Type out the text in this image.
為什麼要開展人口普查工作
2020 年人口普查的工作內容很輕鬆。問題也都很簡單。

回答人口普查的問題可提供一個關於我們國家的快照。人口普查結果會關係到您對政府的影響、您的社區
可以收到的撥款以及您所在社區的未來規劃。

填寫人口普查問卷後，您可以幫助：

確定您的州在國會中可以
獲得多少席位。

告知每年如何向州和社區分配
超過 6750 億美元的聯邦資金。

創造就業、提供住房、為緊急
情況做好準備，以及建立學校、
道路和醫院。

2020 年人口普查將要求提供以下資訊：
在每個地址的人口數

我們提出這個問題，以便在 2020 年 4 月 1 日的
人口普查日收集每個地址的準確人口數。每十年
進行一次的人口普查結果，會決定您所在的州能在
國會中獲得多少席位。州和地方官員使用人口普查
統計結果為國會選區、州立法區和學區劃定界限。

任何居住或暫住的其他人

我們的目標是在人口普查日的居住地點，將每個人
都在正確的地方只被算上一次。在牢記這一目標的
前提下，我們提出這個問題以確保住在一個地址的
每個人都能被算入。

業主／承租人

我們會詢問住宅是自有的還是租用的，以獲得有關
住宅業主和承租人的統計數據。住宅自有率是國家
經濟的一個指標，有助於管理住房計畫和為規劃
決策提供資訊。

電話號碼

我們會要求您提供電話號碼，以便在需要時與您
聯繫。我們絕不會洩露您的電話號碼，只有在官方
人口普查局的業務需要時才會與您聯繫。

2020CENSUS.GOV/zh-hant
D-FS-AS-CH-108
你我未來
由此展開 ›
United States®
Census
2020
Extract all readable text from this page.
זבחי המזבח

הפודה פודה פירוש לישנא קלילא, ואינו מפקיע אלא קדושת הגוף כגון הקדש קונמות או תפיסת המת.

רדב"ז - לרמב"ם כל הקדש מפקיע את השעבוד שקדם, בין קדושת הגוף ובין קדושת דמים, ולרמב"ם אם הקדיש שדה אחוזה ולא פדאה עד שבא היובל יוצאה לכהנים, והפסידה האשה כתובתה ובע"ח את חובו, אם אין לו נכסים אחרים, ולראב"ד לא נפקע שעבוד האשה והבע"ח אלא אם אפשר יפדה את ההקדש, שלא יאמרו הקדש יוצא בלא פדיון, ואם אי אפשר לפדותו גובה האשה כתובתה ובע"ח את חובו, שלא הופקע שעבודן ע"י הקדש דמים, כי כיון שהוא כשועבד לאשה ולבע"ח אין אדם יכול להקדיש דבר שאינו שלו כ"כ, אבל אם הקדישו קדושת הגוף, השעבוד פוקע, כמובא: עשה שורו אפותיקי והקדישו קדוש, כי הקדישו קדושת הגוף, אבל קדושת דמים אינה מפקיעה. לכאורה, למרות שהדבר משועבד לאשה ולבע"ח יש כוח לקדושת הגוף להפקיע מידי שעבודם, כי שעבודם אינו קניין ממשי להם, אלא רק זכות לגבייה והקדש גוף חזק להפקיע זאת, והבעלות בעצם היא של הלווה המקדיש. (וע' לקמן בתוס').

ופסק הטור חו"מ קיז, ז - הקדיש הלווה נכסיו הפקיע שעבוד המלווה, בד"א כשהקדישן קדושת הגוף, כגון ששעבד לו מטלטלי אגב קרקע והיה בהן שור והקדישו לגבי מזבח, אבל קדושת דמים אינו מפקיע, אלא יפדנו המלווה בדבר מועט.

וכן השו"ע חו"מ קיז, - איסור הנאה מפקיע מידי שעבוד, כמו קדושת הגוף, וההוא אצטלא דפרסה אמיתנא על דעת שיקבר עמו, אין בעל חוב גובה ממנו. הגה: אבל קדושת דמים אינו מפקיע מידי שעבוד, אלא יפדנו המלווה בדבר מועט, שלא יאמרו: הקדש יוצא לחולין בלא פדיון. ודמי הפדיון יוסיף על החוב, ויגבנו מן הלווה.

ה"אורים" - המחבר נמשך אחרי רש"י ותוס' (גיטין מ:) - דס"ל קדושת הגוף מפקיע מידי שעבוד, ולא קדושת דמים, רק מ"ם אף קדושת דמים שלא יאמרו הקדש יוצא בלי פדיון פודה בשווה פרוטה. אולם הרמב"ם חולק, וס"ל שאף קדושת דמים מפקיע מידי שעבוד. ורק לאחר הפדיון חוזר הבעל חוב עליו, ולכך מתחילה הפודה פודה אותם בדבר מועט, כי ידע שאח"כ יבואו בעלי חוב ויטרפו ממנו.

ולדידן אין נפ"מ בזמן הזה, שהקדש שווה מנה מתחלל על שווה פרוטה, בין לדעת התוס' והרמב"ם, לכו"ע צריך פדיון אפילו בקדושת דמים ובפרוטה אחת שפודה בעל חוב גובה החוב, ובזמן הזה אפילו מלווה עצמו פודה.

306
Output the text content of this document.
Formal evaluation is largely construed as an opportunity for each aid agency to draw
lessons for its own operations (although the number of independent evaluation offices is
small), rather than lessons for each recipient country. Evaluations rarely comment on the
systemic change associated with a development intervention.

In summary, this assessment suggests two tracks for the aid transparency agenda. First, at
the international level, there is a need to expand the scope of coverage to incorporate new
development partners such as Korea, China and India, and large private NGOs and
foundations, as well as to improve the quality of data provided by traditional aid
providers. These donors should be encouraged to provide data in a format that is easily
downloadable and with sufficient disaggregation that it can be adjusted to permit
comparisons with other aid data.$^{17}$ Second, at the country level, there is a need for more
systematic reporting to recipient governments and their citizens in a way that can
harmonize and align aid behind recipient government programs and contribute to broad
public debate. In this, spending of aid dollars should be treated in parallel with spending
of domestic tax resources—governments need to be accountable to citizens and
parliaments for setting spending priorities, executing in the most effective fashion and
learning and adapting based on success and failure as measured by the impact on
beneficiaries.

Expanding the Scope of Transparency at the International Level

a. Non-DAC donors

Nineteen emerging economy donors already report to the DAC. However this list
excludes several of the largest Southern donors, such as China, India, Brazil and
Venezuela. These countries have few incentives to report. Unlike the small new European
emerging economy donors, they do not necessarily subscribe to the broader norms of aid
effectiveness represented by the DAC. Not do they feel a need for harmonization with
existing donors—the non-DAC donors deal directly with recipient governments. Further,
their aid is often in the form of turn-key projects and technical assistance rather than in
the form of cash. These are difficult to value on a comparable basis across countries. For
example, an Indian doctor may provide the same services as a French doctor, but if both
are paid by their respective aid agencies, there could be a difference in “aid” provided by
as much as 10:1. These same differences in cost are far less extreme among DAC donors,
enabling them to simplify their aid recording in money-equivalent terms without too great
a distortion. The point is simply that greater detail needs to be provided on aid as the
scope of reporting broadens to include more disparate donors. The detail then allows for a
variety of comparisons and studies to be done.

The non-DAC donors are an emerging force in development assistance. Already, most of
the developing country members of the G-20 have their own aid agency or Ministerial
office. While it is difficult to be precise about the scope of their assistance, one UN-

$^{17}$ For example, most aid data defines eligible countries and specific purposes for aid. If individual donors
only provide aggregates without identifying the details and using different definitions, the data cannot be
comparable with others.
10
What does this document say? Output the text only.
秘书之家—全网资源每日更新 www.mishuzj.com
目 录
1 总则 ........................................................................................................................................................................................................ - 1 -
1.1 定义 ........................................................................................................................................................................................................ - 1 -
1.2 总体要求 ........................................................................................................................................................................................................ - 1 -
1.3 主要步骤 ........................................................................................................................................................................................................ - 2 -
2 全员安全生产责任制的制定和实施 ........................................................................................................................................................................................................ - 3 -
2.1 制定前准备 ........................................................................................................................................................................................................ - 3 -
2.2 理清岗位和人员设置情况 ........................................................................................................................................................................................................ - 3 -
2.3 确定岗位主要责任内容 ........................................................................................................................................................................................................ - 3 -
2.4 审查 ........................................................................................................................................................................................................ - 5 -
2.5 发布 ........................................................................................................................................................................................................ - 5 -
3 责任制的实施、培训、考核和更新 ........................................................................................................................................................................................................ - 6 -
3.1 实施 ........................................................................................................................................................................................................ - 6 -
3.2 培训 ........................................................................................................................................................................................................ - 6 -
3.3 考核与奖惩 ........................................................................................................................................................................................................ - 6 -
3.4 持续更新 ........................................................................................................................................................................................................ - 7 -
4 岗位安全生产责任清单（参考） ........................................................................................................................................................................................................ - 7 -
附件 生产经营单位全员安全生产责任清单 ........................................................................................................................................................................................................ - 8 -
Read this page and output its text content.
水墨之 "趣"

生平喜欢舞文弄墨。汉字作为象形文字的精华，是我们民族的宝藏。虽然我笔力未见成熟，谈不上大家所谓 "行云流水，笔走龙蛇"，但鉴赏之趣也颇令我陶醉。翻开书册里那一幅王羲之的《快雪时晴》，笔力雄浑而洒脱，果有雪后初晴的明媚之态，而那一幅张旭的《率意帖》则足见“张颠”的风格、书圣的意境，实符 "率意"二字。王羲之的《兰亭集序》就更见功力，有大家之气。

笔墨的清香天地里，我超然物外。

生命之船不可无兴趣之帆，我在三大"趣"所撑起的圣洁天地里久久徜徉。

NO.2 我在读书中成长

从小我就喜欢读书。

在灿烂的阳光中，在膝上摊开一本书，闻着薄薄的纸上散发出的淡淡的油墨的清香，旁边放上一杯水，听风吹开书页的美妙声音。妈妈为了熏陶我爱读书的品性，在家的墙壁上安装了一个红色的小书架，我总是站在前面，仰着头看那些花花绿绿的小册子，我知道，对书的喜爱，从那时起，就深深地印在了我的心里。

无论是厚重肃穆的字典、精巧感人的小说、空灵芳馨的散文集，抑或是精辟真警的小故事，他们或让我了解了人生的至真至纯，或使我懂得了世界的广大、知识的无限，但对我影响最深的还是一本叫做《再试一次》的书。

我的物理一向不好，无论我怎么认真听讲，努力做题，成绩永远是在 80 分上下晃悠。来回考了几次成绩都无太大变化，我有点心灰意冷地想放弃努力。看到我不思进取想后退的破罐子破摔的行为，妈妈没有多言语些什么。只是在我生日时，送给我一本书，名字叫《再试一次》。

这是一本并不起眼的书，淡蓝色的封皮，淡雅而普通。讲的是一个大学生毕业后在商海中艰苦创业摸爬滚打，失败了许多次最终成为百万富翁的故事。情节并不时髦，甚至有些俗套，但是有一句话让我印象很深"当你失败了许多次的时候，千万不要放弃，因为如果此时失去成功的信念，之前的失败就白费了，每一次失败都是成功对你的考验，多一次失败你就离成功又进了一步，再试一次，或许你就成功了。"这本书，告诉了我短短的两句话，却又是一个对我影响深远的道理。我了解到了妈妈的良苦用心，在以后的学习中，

+++

▶ SHORT PROBLEM
Show all lines in the entries above where the string "citizens" appears.

▶ RESULT
systematic reporting to recipient governments and their citizens in a way that can
of domestic tax resources—governments need to be accountable to citizens and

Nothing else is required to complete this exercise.